* Description of the task
Retype the material that follows, keeping every word as it is.

::: The input

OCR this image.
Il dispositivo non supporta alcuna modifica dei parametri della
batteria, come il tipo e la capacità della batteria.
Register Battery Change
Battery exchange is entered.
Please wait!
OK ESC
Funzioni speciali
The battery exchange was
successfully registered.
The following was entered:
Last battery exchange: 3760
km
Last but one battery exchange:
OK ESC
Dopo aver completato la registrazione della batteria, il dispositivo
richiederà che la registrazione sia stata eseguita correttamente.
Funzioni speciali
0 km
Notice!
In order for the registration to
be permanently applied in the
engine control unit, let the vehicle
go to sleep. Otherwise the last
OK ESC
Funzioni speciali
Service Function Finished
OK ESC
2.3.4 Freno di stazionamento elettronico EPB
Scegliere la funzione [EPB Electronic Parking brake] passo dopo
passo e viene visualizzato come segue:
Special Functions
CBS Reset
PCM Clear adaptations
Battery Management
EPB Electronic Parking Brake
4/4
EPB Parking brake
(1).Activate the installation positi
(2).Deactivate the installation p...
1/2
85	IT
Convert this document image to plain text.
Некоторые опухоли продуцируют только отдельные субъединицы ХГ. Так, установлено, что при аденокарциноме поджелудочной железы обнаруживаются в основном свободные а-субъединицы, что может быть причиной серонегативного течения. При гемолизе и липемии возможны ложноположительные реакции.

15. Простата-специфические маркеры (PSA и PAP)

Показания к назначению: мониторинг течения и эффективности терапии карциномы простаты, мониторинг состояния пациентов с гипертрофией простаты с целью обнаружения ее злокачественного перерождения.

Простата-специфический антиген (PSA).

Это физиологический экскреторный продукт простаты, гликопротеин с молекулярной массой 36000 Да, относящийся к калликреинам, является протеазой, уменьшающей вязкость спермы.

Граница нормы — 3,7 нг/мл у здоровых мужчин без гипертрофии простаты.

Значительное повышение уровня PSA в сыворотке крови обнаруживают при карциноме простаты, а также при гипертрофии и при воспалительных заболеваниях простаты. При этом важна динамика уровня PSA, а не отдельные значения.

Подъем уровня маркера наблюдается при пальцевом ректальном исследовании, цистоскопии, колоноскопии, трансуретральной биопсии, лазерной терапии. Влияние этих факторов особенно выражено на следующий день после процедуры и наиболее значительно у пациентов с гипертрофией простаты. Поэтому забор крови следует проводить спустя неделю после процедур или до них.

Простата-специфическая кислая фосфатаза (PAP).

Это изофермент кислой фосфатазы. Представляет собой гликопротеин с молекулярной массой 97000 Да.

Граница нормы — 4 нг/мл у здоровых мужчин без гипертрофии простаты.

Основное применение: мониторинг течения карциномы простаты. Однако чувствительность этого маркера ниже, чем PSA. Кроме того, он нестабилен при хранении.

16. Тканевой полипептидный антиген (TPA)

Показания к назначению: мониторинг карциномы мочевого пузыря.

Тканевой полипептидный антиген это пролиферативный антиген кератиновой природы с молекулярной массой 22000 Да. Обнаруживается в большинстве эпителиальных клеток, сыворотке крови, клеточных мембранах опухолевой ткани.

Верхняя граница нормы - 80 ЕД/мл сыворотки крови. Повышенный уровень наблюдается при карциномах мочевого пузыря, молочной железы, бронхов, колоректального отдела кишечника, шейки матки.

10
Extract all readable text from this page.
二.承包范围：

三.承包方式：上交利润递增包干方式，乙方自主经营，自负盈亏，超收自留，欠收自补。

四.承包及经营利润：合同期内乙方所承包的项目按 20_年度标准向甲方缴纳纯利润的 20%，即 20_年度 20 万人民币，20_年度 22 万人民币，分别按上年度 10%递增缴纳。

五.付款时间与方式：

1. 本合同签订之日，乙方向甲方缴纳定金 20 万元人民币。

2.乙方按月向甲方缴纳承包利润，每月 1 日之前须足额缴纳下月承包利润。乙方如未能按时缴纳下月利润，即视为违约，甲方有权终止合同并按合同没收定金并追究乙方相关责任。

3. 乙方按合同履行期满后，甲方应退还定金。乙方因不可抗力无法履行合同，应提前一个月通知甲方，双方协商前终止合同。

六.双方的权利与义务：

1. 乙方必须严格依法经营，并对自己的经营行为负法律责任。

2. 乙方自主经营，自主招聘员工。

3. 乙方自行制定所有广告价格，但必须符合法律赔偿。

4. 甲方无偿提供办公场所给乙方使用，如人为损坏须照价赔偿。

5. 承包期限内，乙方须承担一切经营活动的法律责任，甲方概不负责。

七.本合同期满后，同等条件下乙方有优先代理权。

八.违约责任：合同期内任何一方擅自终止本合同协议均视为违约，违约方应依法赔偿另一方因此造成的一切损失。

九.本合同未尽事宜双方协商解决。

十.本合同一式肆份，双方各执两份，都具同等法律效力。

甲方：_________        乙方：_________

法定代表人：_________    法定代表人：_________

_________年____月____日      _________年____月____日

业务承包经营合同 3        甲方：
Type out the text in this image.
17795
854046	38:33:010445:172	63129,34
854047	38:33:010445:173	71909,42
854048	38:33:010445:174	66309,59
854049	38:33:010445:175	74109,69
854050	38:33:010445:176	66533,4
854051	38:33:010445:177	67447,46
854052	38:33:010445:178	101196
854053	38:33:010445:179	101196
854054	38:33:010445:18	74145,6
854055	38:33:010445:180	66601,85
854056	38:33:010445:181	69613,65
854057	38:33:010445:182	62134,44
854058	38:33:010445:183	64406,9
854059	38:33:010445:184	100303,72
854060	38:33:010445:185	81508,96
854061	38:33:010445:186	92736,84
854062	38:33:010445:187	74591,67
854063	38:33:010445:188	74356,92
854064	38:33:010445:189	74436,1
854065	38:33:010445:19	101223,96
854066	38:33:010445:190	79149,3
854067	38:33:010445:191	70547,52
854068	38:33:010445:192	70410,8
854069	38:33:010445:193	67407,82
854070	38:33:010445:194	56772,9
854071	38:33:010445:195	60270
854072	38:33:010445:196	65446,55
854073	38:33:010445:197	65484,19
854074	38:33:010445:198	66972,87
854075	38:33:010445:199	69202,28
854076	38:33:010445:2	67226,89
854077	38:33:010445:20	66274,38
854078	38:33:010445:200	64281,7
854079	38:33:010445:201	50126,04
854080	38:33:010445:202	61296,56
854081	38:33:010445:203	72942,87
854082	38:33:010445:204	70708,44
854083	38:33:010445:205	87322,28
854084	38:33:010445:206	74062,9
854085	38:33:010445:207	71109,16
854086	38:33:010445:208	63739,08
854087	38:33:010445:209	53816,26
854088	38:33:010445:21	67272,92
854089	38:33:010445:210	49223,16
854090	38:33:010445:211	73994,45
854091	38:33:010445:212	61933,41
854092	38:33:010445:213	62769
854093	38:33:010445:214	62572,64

::::::

* Worked solution
OCR this image.
Il dispositivo non supporta alcuna modifica dei parametri della
batteria, come il tipo e la capacità della batteria.
Register Battery Change
Battery exchange is entered.
Please wait!
OK ESC
Funzioni speciali
The battery exchange was
successfully registered.
The following was entered:
Last battery exchange: 3760
km
Last but one battery exchange:
OK ESC
Dopo aver completato la registrazione della batteria, il dispositivo
richiederà che la registrazione sia stata eseguita correttamente.
Funzioni speciali
0 km
Notice!
In order for the registration to
be permanently applied in the
engine control unit, let the vehicle
go to sleep. Otherwise the last
OK ESC
Funzioni speciali
Service Function Finished
OK ESC
2.3.4 Freno di stazionamento elettronico EPB
Scegliere la funzione [EPB Electronic Parking brake] passo dopo
passo e viene visualizzato come segue:
Special Functions
CBS Reset
PCM Clear adaptations
Battery Management
EPB Electronic Parking Brake
4/4
EPB Parking brake
(1).Activate the installation positi
(2).Deactivate the installation p...
1/2
85	IT
Convert this document image to plain text.
Некоторые опухоли продуцируют только отдельные субъединицы ХГ. Так, установлено, что при аденокарциноме поджелудочной железы обнаруживаются в основном свободные а-субъединицы, что может быть причиной серонегативного течения. При гемолизе и липемии возможны ложноположительные реакции.

15. Простата-специфические маркеры (PSA и PAP)

Показания к назначению: мониторинг течения и эффективности терапии карциномы простаты, мониторинг состояния пациентов с гипертрофией простаты с целью обнаружения ее злокачественного перерождения.

Простата-специфический антиген (PSA).

Это физиологический экскреторный продукт простаты, гликопротеин с молекулярной массой 36000 Да, относящийся к калликреинам, является протеазой, уменьшающей вязкость спермы.

Граница нормы — 3,7 нг/мл у здоровых мужчин без гипертрофии простаты.

Значительное повышение уровня PSA в сыворотке крови обнаруживают при карциноме простаты, а также при гипертрофии и при воспалительных заболеваниях простаты. При этом важна динамика уровня PSA, а не отдельные значения.

Подъем уровня маркера наблюдается при пальцевом ректальном исследовании, цистоскопии, колоноскопии, трансуретральной биопсии, лазерной терапии. Влияние этих факторов особенно выражено на следующий день после процедуры и наиболее значительно у пациентов с гипертрофией простаты. Поэтому забор крови следует проводить спустя неделю после процедур или до них.

Простата-специфическая кислая фосфатаза (PAP).

Это изофермент кислой фосфатазы. Представляет собой гликопротеин с молекулярной массой 97000 Да.

Граница нормы — 4 нг/мл у здоровых мужчин без гипертрофии простаты.

Основное применение: мониторинг течения карциномы простаты. Однако чувствительность этого маркера ниже, чем PSA. Кроме того, он нестабилен при хранении.

16. Тканевой полипептидный антиген (TPA)

Показания к назначению: мониторинг карциномы мочевого пузыря.

Тканевой полипептидный антиген это пролиферативный антиген кератиновой природы с молекулярной массой 22000 Да. Обнаруживается в большинстве эпителиальных клеток, сыворотке крови, клеточных мембранах опухолевой ткани.

Верхняя граница нормы - 80 ЕД/мл сыворотки крови. Повышенный уровень наблюдается при карциномах мочевого пузыря, молочной железы, бронхов, колоректального отдела кишечника, шейки матки.

10
Extract all readable text from this page.
二.承包范围：

三.承包方式：上交利润递增包干方式，乙方自主经营，自负盈亏，超收自留，欠收自补。

四.承包及经营利润：合同期内乙方所承包的项目按 20_年度标准向甲方缴纳纯利润的 20%，即 20_年度 20 万人民币，20_年度 22 万人民币，分别按上年度 10%递增缴纳。

五.付款时间与方式：

1. 本合同签订之日，乙方向甲方缴纳定金 20 万元人民币。

2.乙方按月向甲方缴纳承包利润，每月 1 日之前须足额缴纳下月承包利润。乙方如未能按时缴纳下月利润，即视为违约，甲方有权终止合同并按合同没收定金并追究乙方相关责任。

3. 乙方按合同履行期满后，甲方应退还定金。乙方因不可抗力无法履行合同，应提前一个月通知甲方，双方协商前终止合同。

六.双方的权利与义务：

1. 乙方必须严格依法经营，并对自己的经营行为负法律责任。

2. 乙方自主经营，自主招聘员工。

3. 乙方自行制定所有广告价格，但必须符合法律赔偿。

4. 甲方无偿提供办公场所给乙方使用，如人为损坏须照价赔偿。

5. 承包期限内，乙方须承担一切经营活动的法律责任，甲方概不负责。

七.本合同期满后，同等条件下乙方有优先代理权。

八.违约责任：合同期内任何一方擅自终止本合同协议均视为违约，违约方应依法赔偿另一方因此造成的一切损失。

九.本合同未尽事宜双方协商解决。

十.本合同一式肆份，双方各执两份，都具同等法律效力。

甲方：_________        乙方：_________

法定代表人：_________    法定代表人：_________

_________年____月____日      _________年____月____日

业务承包经营合同 3        甲方：
Type out the text in this image.
17795
854046	38:33:010445:172	63129,34
854047	38:33:010445:173	71909,42
854048	38:33:010445:174	66309,59
854049	38:33:010445:175	74109,69
854050	38:33:010445:176	66533,4
854051	38:33:010445:177	67447,46
854052	38:33:010445:178	101196
854053	38:33:010445:179	101196
854054	38:33:010445:18	74145,6
854055	38:33:010445:180	66601,85
854056	38:33:010445:181	69613,65
854057	38:33:010445:182	62134,44
854058	38:33:010445:183	64406,9
854059	38:33:010445:184	100303,72
854060	38:33:010445:185	81508,96
854061	38:33:010445:186	92736,84
854062	38:33:010445:187	74591,67
854063	38:33:010445:188	74356,92
854064	38:33:010445:189	74436,1
854065	38:33:010445:19	101223,96
854066	38:33:010445:190	79149,3
854067	38:33:010445:191	70547,52
854068	38:33:010445:192	70410,8
854069	38:33:010445:193	67407,82
854070	38:33:010445:194	56772,9
854071	38:33:010445:195	60270
854072	38:33:010445:196	65446,55
854073	38:33:010445:197	65484,19
854074	38:33:010445:198	66972,87
854075	38:33:010445:199	69202,28
854076	38:33:010445:2	67226,89
854077	38:33:010445:20	66274,38
854078	38:33:010445:200	64281,7
854079	38:33:010445:201	50126,04
854080	38:33:010445:202	61296,56
854081	38:33:010445:203	72942,87
854082	38:33:010445:204	70708,44
854083	38:33:010445:205	87322,28
854084	38:33:010445:206	74062,9
854085	38:33:010445:207	71109,16
854086	38:33:010445:208	63739,08
854087	38:33:010445:209	53816,26
854088	38:33:010445:21	67272,92
854089	38:33:010445:210	49223,16
854090	38:33:010445:211	73994,45
854091	38:33:010445:212	61933,41
854092	38:33:010445:213	62769
854093	38:33:010445:214	62572,64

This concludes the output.